## [Excerpted text]
Of course the existence of this issue begs the question of how to (if wanted) resolve the issues I lay out below. Per AT Proto spec "published" lexicons are only allowed to change in ways that keep both backwards and forwards compatibility. However "unpublished" lexicons are allowed to change as much as the creator wants. On when a lexicon is considered "published" the spec states: It can be ambiguous when a Lexicon has been published and becomes "set in stone". At a minimum, public adoption and implementation by a third party, even without explicit permission, indicates that the Lexicon has been released and should not break compatibility. A best practice is to clearly indicate in the Lexicon type name any experimental or development status. Eg, com.corp.experimental.newRecord. This doesn't definitively define whether or not the Tangled lexicons would be considered "published". On one hand records using Tangled lexicons are out there and being used, created and crawled. However this usage is currently mostly or entirely limited to the official AppView itself. By most reasonable definitions Tangled's lexicons are most likely "published" to some degree but it could be argued (which I do here) that they aren't "published" or at least not published enough to be set in stone. Especially considering Tangled's status as alpha software.

A lot of these issues are issues in lexicons that are very fundamental to the design of Tangled and the official Tangled AppView still maintains effective control over all Tangled related records. This means that there is both a lot of incentive to and the possibility of the lexicons being updated and the AppView (or lets be honest some kind of migration script) tasked with going through all the records (known to the AppView) that conform to the old lexicons and updating them to fit the new one (based on the info that the AppView has). This could very well cause issues and it should be considered if there are other better ways to handle this. Regardless I think the importance of getting these things right early on warrants what ever solution will work best long term. Personally I think it is appropriate to more or less break spec (in an area that is a bit of a grey zone) for the sake of making sure that these core, fundamentals have a good, lasting design and won't become an unfixable issue in Tangled's future. The sooner changes like these are made the better. At a certain point Tangled will become big enough that changes like these are not possible to make. Now enough background time for the concrete issues I have.

sh.tangled.*#

This section is great. I have some nitpicks about a few created and adddedAt fields that probably should be createdAt otherwise great work guys!

sh.tangled.repo.issue.*#

The overall design of this section is very good I think. The main things here actively making life harder for any third party are the issueId and commentId fields in sh.tangled.repo.issue and sh.tangled.repo.issue.comment respectively. Having the numeric IDs built into the record itself means that any third party (like a third party client, third party AppView or potentially even Tangled itself in the future depending on how the architecture evolves) wishing to create an issue or a comment need to have a full and somewhat authoritative view of every issue or comment that has previously been created and/or is in the middle of being created to know the appropriate value for these fields. Otherwise they risk two issues or comments being made around the same time having the same ID in their ID field. Basically: potential race conditions here. It would be preferable to handle the numeric IDs of issues and their comments entirely on the AppView based on the createdAt of each record or (in my opinion) better yet abandon the notion of numeric IDs for these things and instead reference them purely by their AT URIs (with some potential future QOL things to make it easy/possible to reference issues by ID in comments or other issues just like you can do on GitHub with the # notation). The AT URI is the canonical reference for any record and this would make the system more resilient to people making records with conflicting IDs, purpose made createdAts that slot an issue in between two older ones, etc.

## [Records provided]
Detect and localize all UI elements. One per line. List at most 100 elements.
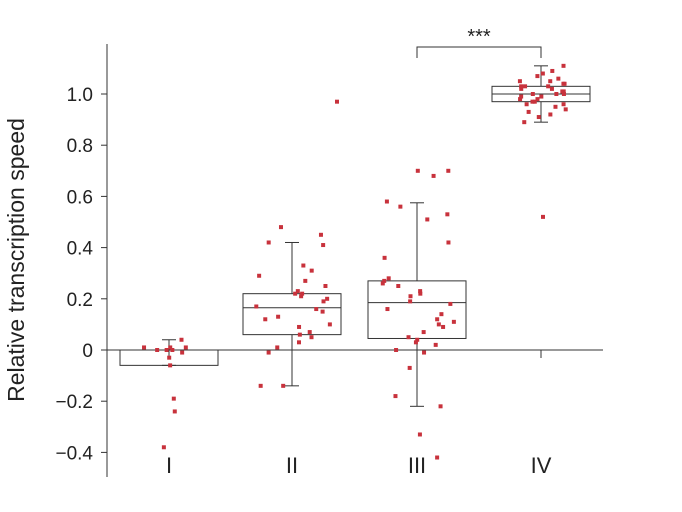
y-axis-title: Relative transcription speed bbox=[3, 118, 29, 402]
y-tick-label: 0 bbox=[82, 341, 93, 362]
data-point bbox=[435, 317, 440, 322]
data-point bbox=[546, 84, 551, 89]
data-point bbox=[536, 115, 541, 120]
data-point bbox=[281, 383, 286, 388]
data-point bbox=[524, 102, 529, 107]
data-point bbox=[172, 409, 177, 414]
data-point bbox=[550, 68, 555, 73]
box-iqr bbox=[242, 293, 342, 336]
box-ii bbox=[242, 241, 342, 387]
data-point bbox=[413, 340, 418, 345]
data-point bbox=[540, 71, 545, 76]
data-point bbox=[563, 107, 568, 112]
x-axis: I II III IV bbox=[107, 349, 603, 478]
data-point bbox=[394, 348, 399, 352]
data-point bbox=[418, 289, 423, 294]
data-point bbox=[421, 330, 426, 335]
data-point bbox=[380, 281, 385, 286]
data-point bbox=[431, 173, 436, 178]
data-point bbox=[266, 240, 271, 245]
data-point bbox=[180, 350, 185, 355]
box-iqr bbox=[367, 280, 467, 339]
data-point bbox=[168, 345, 173, 350]
data-point bbox=[382, 255, 387, 260]
data-point bbox=[553, 104, 558, 109]
data-point bbox=[297, 332, 302, 337]
data-point bbox=[321, 243, 326, 248]
data-point bbox=[561, 81, 566, 86]
data-point bbox=[263, 317, 268, 322]
data-point bbox=[275, 345, 280, 350]
data-point bbox=[539, 94, 544, 99]
data-point bbox=[417, 432, 422, 437]
data-point bbox=[300, 291, 305, 296]
data-point bbox=[522, 120, 527, 125]
data-point bbox=[307, 330, 312, 335]
data-point bbox=[446, 168, 451, 173]
data-point bbox=[435, 455, 440, 460]
data-point bbox=[385, 307, 390, 312]
y-tick-label: −0.4 bbox=[55, 443, 93, 464]
data-point bbox=[335, 99, 339, 104]
data-point bbox=[161, 445, 166, 450]
data-point bbox=[526, 109, 531, 114]
data-point bbox=[278, 225, 283, 230]
data-point bbox=[164, 348, 169, 352]
data-point bbox=[142, 345, 147, 350]
data-point bbox=[408, 294, 413, 299]
y-tick-label: 0.2 bbox=[67, 290, 93, 311]
data-point bbox=[530, 99, 535, 104]
data-point bbox=[561, 92, 566, 96]
data-point bbox=[396, 284, 401, 288]
data-point bbox=[415, 168, 420, 173]
data-point bbox=[320, 309, 325, 314]
data-point bbox=[549, 86, 554, 91]
data-point bbox=[314, 307, 319, 312]
x-category-label: IV bbox=[531, 453, 552, 478]
data-point bbox=[266, 350, 271, 355]
data-point bbox=[441, 324, 446, 329]
data-point bbox=[179, 337, 184, 342]
x-category-label: I bbox=[166, 453, 172, 478]
data-point bbox=[167, 355, 172, 360]
significance-bracket: *** bbox=[416, 26, 542, 58]
data-point bbox=[561, 89, 566, 94]
data-point bbox=[299, 294, 304, 299]
data-point bbox=[548, 79, 553, 84]
data-point bbox=[155, 348, 160, 352]
data-point bbox=[398, 204, 403, 209]
data-point bbox=[296, 340, 301, 345]
data-point bbox=[548, 112, 553, 117]
data-point bbox=[393, 394, 398, 399]
data-point bbox=[384, 199, 389, 204]
box-iv bbox=[491, 65, 591, 123]
y-tick-label: 1.0 bbox=[67, 85, 93, 106]
data-point bbox=[295, 289, 300, 294]
y-tick-label: 0.4 bbox=[67, 239, 94, 260]
data-point bbox=[532, 99, 537, 104]
data-point bbox=[408, 299, 413, 304]
data-point bbox=[519, 84, 524, 89]
y-axis: −0.4 −0.2 0 0.2 0.4 0.6 0.8 1.0 bbox=[55, 44, 108, 477]
data-point bbox=[318, 232, 323, 237]
data-point bbox=[535, 97, 540, 102]
data-point bbox=[556, 76, 561, 81]
data-point bbox=[518, 97, 523, 102]
data-point bbox=[445, 212, 450, 217]
data-point bbox=[325, 296, 330, 301]
data-point bbox=[554, 92, 559, 96]
data-point bbox=[436, 322, 441, 327]
data-point bbox=[257, 273, 262, 278]
data-point bbox=[321, 299, 326, 304]
data-point bbox=[439, 312, 444, 317]
data-point bbox=[517, 79, 522, 84]
data-point bbox=[254, 304, 259, 309]
data-point bbox=[309, 335, 314, 340]
data-points bbox=[142, 63, 568, 460]
data-point bbox=[183, 345, 188, 350]
data-point bbox=[418, 291, 423, 296]
data-point bbox=[519, 94, 524, 99]
significance-label: *** bbox=[467, 26, 491, 48]
data-point bbox=[170, 348, 175, 352]
data-point bbox=[448, 301, 453, 306]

## [Exercises]
A. Quote the lines of the listing starting at the one containing "y-axis-title: Relative transcription" and ending at the one containing "data-point bbox=[180, 350, 185, 355]", with both of those lines included.
B. How would the discussion of Tangled's AT Proto lexicons go on after its last sentence? Write the continuation.
The listing has no connection to the text about Tangled's lexicons.

## [Answers given]
A.
y-axis-title: Relative transcription speed bbox=[3, 118, 29, 402]
y-tick-label: 0 bbox=[82, 341, 93, 362]
data-point bbox=[435, 317, 440, 322]
data-point bbox=[546, 84, 551, 89]
data-point bbox=[536, 115, 541, 120]
data-point bbox=[281, 383, 286, 388]
data-point bbox=[524, 102, 529, 107]
data-point bbox=[172, 409, 177, 414]
data-point bbox=[550, 68, 555, 73]
box-iqr bbox=[242, 293, 342, 336]
box-ii bbox=[242, 241, 342, 387]
data-point bbox=[413, 340, 418, 345]
data-point bbox=[540, 71, 545, 76]
data-point bbox=[563, 107, 568, 112]
x-axis: I II III IV bbox=[107, 349, 603, 478]
data-point bbox=[394, 348, 399, 352]
data-point bbox=[418, 289, 423, 294]
data-point bbox=[421, 330, 426, 335]
data-point bbox=[380, 281, 385, 286]
data-point bbox=[431, 173, 436, 178]
data-point bbox=[266, 240, 271, 245]
data-point bbox=[180, 350, 185, 355]

B.
Comments not having any kind of reply field could potentially be an issue. A third party consumer would be able to arrange the comments just fine by createdAt (baring the ability to slot comments in between others as mentioned above) but having replies would make crawling the network for relevant records easier for a non archival use case (and would be resilient to people messing with createdAt). Having proper first party replies would (IMO) be a good feature in general but that depends on the direction you want to take issue comments so that's probably more of a design goal decision. If comments end up getting a reply field this should definitely be strong refed and either do like BlueSky's replies and have a reference to both the root and the parent or only have one to the parent.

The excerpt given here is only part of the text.